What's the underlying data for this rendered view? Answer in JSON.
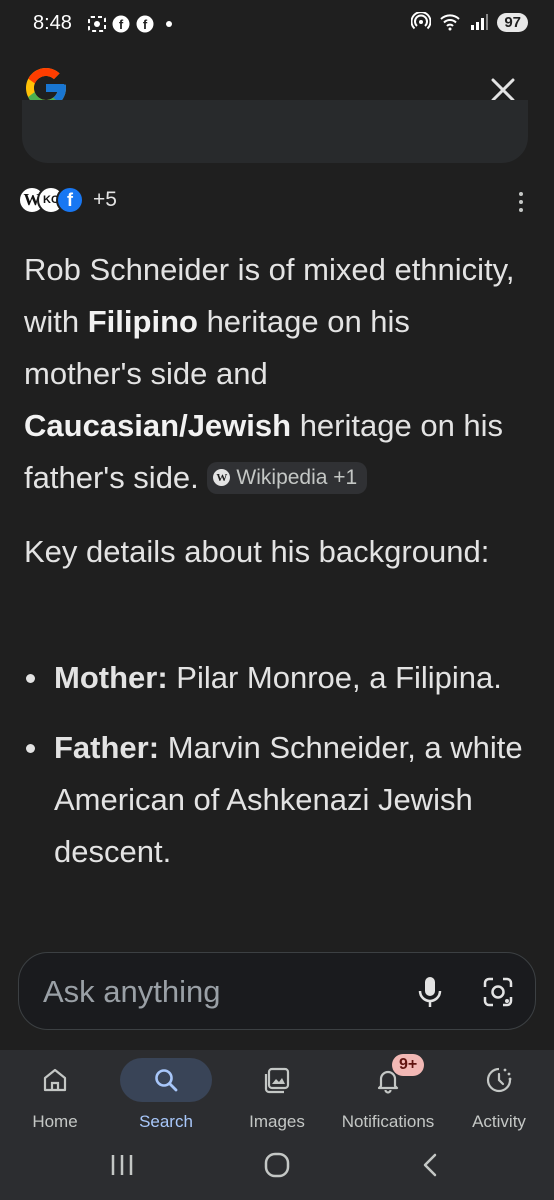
{
  "status_bar": {
    "time": "8:48",
    "battery": "97",
    "icons": [
      "screenshot-icon",
      "facebook-icon",
      "facebook-icon",
      "dot-icon",
      "hotspot-icon",
      "wifi-icon",
      "signal-icon"
    ]
  },
  "header": {
    "logo": "google-g-logo",
    "close_icon": "close-icon"
  },
  "sources": {
    "badges": [
      "W",
      "KC",
      "f"
    ],
    "more": "+5"
  },
  "answer": {
    "p1_a": "Rob Schneider is of mixed ethnicity, with ",
    "p1_b": "Filipino",
    "p1_c": " heritage on his mother's side and ",
    "p1_d": "Caucasian/Jewish",
    "p1_e": " heritage on his father's side.",
    "citation": "Wikipedia +1",
    "p2": "Key details about his background:",
    "bullets": [
      {
        "label": "Mother:",
        "text": " Pilar Monroe, a Filipina."
      },
      {
        "label": "Father:",
        "text": " Marvin Schneider, a white American of Ashkenazi Jewish descent."
      }
    ]
  },
  "ask_bar": {
    "placeholder": "Ask anything"
  },
  "bottom_nav": {
    "items": [
      {
        "label": "Home",
        "icon": "home-icon"
      },
      {
        "label": "Search",
        "icon": "search-icon"
      },
      {
        "label": "Images",
        "icon": "images-icon"
      },
      {
        "label": "Notifications",
        "icon": "bell-icon",
        "badge": "9+"
      },
      {
        "label": "Activity",
        "icon": "activity-icon"
      }
    ]
  },
  "colors": {
    "background": "#1f1f1f",
    "accent": "#a8c7fa",
    "active_pill": "#394457",
    "badge": "#f2b8b5"
  }
}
::::::::::
**YOUR TASK:** The records above need to be given again exactly. Omit the pictures.

**EXERCISE RESULT:**
What's the underlying data for this rendered view? Answer in JSON.
{
  "status_bar": {
    "time": "8:48",
    "battery": "97",
    "icons": [
      "screenshot-icon",
      "facebook-icon",
      "facebook-icon",
      "dot-icon",
      "hotspot-icon",
      "wifi-icon",
      "signal-icon"
    ]
  },
  "header": {
    "logo": "google-g-logo",
    "close_icon": "close-icon"
  },
  "sources": {
    "badges": [
      "W",
      "KC",
      "f"
    ],
    "more": "+5"
  },
  "answer": {
    "p1_a": "Rob Schneider is of mixed ethnicity, with ",
    "p1_b": "Filipino",
    "p1_c": " heritage on his mother's side and ",
    "p1_d": "Caucasian/Jewish",
    "p1_e": " heritage on his father's side.",
    "citation": "Wikipedia +1",
    "p2": "Key details about his background:",
    "bullets": [
      {
        "label": "Mother:",
        "text": " Pilar Monroe, a Filipina."
      },
      {
        "label": "Father:",
        "text": " Marvin Schneider, a white American of Ashkenazi Jewish descent."
      }
    ]
  },
  "ask_bar": {
    "placeholder": "Ask anything"
  },
  "bottom_nav": {
    "items": [
      {
        "label": "Home",
        "icon": "home-icon"
      },
      {
        "label": "Search",
        "icon": "search-icon"
      },
      {
        "label": "Images",
        "icon": "images-icon"
      },
      {
        "label": "Notifications",
        "icon": "bell-icon",
        "badge": "9+"
      },
      {
        "label": "Activity",
        "icon": "activity-icon"
      }
    ]
  },
  "colors": {
    "background": "#1f1f1f",
    "accent": "#a8c7fa",
    "active_pill": "#394457",
    "badge": "#f2b8b5"
  }
}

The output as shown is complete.